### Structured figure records

§

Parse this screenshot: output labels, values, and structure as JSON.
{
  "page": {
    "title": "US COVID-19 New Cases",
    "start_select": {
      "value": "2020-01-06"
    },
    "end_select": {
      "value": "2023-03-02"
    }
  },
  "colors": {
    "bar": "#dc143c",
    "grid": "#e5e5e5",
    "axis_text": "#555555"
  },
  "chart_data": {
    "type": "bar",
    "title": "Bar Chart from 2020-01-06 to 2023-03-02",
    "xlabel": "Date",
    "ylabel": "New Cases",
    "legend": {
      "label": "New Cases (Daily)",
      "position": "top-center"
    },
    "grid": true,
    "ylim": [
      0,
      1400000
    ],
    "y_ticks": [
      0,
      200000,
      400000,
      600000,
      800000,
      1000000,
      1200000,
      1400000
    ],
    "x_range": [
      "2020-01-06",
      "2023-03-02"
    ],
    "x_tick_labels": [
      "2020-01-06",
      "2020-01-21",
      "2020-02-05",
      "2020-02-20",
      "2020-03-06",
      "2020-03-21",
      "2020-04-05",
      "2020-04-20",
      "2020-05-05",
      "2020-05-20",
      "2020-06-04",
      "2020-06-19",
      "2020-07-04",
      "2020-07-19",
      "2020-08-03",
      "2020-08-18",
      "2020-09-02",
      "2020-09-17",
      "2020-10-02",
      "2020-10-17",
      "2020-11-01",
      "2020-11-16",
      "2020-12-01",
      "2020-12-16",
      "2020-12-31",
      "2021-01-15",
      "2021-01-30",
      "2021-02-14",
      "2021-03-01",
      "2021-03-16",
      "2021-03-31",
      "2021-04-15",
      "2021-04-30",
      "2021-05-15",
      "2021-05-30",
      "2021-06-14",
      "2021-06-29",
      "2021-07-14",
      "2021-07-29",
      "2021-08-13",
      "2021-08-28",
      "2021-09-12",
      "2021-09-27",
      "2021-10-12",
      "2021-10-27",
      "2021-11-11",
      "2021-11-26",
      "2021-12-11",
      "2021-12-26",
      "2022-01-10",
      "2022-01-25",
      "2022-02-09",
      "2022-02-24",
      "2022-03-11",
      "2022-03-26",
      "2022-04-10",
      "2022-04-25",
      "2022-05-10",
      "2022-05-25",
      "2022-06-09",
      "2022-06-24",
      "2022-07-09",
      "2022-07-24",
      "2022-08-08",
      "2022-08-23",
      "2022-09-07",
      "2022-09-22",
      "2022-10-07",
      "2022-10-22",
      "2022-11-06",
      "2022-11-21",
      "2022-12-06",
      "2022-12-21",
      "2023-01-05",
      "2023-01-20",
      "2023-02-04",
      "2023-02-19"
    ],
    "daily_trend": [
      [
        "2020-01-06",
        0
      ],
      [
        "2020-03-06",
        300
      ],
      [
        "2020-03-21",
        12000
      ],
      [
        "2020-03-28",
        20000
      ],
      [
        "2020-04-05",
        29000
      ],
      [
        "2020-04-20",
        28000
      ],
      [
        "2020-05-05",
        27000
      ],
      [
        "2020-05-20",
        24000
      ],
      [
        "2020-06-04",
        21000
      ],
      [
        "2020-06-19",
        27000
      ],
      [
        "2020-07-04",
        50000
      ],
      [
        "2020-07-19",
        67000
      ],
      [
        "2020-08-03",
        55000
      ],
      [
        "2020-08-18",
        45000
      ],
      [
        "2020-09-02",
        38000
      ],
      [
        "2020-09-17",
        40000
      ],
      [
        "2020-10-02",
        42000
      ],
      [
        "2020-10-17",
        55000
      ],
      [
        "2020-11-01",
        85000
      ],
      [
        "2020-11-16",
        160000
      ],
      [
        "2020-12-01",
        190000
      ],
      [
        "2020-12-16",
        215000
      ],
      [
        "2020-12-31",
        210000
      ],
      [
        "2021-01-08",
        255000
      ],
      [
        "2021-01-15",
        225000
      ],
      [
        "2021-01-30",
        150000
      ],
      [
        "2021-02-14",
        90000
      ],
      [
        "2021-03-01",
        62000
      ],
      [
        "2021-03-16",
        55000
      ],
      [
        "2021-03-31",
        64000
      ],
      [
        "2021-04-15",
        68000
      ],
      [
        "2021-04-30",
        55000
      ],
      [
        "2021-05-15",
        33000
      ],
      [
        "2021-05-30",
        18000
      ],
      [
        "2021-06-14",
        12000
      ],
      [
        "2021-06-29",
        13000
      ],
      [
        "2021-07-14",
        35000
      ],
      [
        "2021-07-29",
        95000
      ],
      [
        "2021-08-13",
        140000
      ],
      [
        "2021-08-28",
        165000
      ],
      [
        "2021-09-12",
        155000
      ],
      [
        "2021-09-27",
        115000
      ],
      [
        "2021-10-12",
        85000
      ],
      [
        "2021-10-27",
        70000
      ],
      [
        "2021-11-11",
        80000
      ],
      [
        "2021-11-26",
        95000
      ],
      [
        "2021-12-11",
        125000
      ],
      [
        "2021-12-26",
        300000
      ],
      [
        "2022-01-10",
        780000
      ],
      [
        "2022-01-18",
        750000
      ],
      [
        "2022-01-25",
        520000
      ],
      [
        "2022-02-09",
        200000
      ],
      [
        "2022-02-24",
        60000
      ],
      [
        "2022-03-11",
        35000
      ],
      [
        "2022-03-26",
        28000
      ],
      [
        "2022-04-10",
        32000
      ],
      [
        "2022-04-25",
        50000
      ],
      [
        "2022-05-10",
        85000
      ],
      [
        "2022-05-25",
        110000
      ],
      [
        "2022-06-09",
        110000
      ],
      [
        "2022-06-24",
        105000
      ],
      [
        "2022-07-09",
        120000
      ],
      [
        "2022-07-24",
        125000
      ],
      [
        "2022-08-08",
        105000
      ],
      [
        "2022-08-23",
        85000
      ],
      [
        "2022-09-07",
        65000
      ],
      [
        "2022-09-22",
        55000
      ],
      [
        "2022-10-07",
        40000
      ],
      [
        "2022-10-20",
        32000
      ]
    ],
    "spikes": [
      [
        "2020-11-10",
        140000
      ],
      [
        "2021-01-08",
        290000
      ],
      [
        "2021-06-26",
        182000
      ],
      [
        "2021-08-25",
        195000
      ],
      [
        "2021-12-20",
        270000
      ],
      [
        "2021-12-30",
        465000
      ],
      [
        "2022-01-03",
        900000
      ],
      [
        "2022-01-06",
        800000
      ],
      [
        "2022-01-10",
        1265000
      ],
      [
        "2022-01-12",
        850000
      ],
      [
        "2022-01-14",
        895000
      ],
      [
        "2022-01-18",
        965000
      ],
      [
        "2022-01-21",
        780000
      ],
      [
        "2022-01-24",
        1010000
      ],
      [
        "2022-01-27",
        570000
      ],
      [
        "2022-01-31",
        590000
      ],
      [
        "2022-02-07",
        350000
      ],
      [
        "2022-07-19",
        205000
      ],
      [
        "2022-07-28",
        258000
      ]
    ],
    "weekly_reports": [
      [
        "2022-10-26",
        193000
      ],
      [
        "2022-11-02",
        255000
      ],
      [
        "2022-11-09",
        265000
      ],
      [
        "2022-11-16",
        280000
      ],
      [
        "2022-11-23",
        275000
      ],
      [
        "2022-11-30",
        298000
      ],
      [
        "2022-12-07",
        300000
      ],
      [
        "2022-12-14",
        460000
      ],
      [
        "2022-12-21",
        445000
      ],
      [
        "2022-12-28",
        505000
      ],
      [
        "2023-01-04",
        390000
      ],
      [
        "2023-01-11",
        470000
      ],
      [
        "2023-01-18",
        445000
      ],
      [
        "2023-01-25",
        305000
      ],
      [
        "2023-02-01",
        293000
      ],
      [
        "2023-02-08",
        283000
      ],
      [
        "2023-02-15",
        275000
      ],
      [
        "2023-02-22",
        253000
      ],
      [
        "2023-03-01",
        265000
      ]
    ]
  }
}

§

### What is required
How many lines in the records above contain the word "Cases"? Reply with the number and nothing more.

### Final result
3